### Stored data
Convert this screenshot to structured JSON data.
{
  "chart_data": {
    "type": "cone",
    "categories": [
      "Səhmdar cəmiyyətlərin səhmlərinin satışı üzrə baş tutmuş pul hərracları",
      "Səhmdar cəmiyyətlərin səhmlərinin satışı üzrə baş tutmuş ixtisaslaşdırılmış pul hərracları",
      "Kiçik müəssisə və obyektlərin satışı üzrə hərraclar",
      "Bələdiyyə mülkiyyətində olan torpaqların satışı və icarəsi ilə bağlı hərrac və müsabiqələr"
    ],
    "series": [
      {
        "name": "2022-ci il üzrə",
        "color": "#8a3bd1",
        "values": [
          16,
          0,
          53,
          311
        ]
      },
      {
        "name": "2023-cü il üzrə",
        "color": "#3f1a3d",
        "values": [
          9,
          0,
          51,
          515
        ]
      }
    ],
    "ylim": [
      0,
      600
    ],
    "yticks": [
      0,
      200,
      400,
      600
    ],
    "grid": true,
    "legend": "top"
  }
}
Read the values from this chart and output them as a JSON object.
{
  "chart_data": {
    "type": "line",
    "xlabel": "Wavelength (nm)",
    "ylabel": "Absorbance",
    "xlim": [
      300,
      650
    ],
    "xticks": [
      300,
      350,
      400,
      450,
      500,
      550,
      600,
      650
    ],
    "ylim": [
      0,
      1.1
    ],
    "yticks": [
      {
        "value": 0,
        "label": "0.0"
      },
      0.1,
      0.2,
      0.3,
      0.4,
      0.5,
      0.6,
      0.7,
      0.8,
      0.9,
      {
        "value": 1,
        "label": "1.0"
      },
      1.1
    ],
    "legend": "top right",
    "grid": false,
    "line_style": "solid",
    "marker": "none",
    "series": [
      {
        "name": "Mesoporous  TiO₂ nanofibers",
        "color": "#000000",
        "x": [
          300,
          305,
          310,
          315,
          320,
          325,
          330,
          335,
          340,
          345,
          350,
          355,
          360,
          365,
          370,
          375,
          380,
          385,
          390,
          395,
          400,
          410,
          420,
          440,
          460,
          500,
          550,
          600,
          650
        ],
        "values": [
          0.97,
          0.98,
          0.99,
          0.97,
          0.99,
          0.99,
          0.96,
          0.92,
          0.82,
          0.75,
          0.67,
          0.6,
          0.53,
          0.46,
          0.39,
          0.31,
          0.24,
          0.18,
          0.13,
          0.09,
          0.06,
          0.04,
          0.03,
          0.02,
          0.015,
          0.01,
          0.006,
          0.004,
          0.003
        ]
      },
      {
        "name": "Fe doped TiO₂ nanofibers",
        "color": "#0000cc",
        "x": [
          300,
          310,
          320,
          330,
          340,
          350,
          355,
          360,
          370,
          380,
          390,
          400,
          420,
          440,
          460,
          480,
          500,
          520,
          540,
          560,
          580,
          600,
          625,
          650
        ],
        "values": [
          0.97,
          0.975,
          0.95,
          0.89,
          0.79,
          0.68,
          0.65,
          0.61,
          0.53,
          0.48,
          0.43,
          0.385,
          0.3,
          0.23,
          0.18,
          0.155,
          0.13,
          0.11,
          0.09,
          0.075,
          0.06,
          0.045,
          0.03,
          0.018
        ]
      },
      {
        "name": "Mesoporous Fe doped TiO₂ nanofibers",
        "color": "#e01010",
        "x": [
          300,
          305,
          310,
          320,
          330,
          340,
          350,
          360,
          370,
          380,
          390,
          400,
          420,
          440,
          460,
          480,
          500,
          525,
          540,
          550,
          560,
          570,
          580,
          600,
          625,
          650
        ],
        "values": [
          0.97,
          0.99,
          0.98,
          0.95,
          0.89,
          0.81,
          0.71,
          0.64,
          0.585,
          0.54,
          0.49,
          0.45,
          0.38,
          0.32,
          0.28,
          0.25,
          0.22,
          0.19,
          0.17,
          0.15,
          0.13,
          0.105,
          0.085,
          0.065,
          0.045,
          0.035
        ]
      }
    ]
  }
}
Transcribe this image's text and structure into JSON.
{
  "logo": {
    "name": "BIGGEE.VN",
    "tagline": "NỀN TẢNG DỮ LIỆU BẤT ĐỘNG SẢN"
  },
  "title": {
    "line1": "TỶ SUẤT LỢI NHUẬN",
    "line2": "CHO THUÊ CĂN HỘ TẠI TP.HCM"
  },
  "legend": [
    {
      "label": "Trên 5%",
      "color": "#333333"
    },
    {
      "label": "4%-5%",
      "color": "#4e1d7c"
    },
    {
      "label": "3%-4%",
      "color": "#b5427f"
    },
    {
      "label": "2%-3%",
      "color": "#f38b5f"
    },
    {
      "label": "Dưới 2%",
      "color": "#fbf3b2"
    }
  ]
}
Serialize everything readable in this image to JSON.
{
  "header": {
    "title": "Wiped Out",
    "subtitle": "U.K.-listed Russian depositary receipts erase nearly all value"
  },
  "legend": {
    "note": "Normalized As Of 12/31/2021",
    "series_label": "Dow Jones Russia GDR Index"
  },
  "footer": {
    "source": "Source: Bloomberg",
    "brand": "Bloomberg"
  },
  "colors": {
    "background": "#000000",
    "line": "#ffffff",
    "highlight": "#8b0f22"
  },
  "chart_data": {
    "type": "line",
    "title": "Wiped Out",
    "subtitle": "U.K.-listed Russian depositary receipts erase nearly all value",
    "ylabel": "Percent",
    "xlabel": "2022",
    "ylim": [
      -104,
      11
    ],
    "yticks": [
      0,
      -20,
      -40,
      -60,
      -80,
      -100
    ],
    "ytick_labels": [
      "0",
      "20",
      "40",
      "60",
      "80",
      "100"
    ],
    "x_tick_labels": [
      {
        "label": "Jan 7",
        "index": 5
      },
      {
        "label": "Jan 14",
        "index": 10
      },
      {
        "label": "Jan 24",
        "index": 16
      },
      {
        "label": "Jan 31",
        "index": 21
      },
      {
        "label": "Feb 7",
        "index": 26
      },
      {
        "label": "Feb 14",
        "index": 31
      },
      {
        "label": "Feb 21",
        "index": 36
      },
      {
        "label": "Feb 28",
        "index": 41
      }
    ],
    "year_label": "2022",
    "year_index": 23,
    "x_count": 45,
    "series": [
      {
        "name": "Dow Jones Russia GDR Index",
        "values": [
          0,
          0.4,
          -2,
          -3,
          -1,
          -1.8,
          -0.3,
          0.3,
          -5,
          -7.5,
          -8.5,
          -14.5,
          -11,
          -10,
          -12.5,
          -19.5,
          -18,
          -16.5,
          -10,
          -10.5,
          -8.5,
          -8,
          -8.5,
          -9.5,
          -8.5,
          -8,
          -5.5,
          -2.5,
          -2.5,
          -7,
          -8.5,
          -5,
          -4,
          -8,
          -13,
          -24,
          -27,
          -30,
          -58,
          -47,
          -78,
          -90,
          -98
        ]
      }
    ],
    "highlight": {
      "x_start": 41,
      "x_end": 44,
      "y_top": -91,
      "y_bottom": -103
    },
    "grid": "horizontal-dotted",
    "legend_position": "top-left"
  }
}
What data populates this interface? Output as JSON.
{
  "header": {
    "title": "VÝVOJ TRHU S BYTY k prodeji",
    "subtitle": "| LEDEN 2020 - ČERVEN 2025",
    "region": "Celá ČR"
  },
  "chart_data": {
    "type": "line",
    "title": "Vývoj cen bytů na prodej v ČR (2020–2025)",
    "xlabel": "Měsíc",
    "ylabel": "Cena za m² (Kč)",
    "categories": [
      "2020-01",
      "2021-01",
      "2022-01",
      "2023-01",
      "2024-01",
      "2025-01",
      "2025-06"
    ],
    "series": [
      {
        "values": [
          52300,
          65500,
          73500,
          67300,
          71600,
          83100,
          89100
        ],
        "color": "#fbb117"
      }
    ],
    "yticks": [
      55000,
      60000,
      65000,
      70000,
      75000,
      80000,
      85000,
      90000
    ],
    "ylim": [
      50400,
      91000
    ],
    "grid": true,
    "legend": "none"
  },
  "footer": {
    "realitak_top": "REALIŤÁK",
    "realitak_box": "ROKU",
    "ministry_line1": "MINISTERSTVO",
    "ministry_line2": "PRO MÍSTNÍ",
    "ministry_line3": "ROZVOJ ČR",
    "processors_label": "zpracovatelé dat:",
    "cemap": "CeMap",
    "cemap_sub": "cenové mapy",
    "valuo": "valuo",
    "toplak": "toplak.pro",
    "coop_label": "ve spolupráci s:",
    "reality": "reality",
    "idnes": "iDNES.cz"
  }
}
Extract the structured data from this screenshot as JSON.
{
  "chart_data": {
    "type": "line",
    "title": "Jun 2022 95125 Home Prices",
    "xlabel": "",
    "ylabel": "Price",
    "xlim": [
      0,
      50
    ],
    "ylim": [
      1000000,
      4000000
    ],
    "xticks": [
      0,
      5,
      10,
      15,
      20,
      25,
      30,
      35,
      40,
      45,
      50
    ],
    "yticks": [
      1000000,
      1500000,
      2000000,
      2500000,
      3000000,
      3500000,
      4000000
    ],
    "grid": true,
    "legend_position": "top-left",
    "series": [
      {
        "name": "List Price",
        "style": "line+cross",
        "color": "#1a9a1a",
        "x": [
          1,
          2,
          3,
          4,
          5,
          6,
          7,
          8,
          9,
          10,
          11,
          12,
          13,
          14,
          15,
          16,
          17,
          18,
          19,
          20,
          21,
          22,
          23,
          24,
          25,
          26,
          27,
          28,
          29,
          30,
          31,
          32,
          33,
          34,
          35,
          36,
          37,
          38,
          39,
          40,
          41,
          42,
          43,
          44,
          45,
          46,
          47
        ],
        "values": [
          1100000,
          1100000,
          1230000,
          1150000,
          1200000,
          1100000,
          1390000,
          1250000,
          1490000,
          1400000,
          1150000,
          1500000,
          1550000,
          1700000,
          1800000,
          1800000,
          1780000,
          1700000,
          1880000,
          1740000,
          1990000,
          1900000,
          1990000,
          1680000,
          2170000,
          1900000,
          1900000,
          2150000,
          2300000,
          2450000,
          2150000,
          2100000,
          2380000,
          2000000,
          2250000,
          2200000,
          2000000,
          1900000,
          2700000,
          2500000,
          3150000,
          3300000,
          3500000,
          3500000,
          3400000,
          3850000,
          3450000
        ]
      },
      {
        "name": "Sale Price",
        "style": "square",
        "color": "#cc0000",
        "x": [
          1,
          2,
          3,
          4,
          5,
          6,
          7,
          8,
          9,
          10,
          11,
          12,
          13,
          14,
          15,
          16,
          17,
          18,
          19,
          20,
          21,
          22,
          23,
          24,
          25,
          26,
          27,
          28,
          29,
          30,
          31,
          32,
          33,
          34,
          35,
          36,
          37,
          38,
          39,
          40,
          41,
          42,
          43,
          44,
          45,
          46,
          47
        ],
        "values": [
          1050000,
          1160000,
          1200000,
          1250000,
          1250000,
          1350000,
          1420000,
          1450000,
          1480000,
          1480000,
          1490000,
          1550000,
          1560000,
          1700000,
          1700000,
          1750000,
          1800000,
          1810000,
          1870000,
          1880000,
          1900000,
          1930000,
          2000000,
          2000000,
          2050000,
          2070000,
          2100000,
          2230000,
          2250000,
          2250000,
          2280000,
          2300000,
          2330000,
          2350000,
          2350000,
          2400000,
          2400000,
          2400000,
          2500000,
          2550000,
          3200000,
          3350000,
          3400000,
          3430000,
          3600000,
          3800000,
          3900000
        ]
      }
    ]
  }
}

### To be done
Scan the records for the string "Bloomberg". Copy each line in which it appears.

### Response to this exercise
    "source": "Source: Bloomberg",
    "brand": "Bloomberg"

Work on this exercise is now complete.